[Excerto do documento]:
Kathryn Bigelow A arquitecta de si própria
É a primeira mulher a ganhar o Óscar de Melhor Realizador nos 82 anos de existência dos Óscares. Mas isso passa ao lado da essência de alguém que não é "uma mulher que realiza", apenas "um cineasta que faz filmes".
Há um paradoxo a desmontar no modo como olhamos para a vitória de Kathryn Bigelow nos Óscares de 2010.
O paradoxo é este: é a primeira vez na história dos Óscares que uma mulher ganha o troféu de Melhor Realizador (e, de caminho, é a primeira vez que um filme realizado por uma mulher ganha o galardão de Melhor Filme). Mas ver as coisas por esse prisma implica a existência de um pressuposto sobre o tipo de filmes que uma mulher pode ou deve realizar que, na prática, já teria deixado de existir há muito tempo.No entanto, a vitória de Bigelow por Estado de Guerra, filme de guerra passado no ambiente hipermasculino de uma brigada de minas e armadilhas do exército americano, desmonta esse pressuposto (mais atávico do que documentado) de que há "filmes de homens" e "filmes de mulheres".

[Instruções de trabalho]:
**A)** No excerto sobre Kathryn Bigelow, por que filme ela venceu nos Óscares de 2010?
**B)** Reproduza fielmente o trecho do excerto sobre Kathryn Bigelow que começa em "Kathryn Bigelow A" e termina em "Óscares de 2010.".
Os dados têm origem numa fonte diferente.

[Dados]:
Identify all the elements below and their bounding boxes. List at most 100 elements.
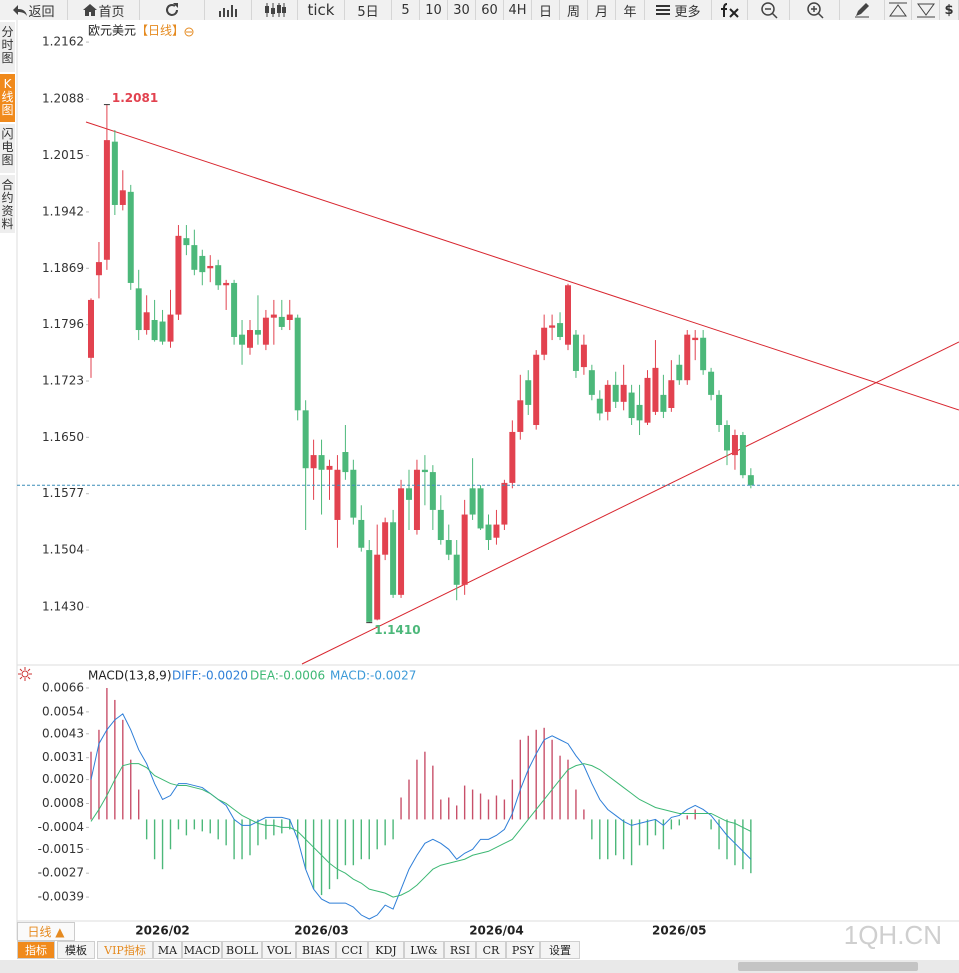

[Respostas às tarefas]:
**A)** Por Estado de Guerra.

**B)**
Kathryn Bigelow A arquitecta de si própria
É a primeira mulher a ganhar o Óscar de Melhor Realizador nos 82 anos de existência dos Óscares. Mas isso passa ao lado da essência de alguém que não é "uma mulher que realiza", apenas "um cineasta que faz filmes".
Há um paradoxo a desmontar no modo como olhamos para a vitória de Kathryn Bigelow nos Óscares de 2010.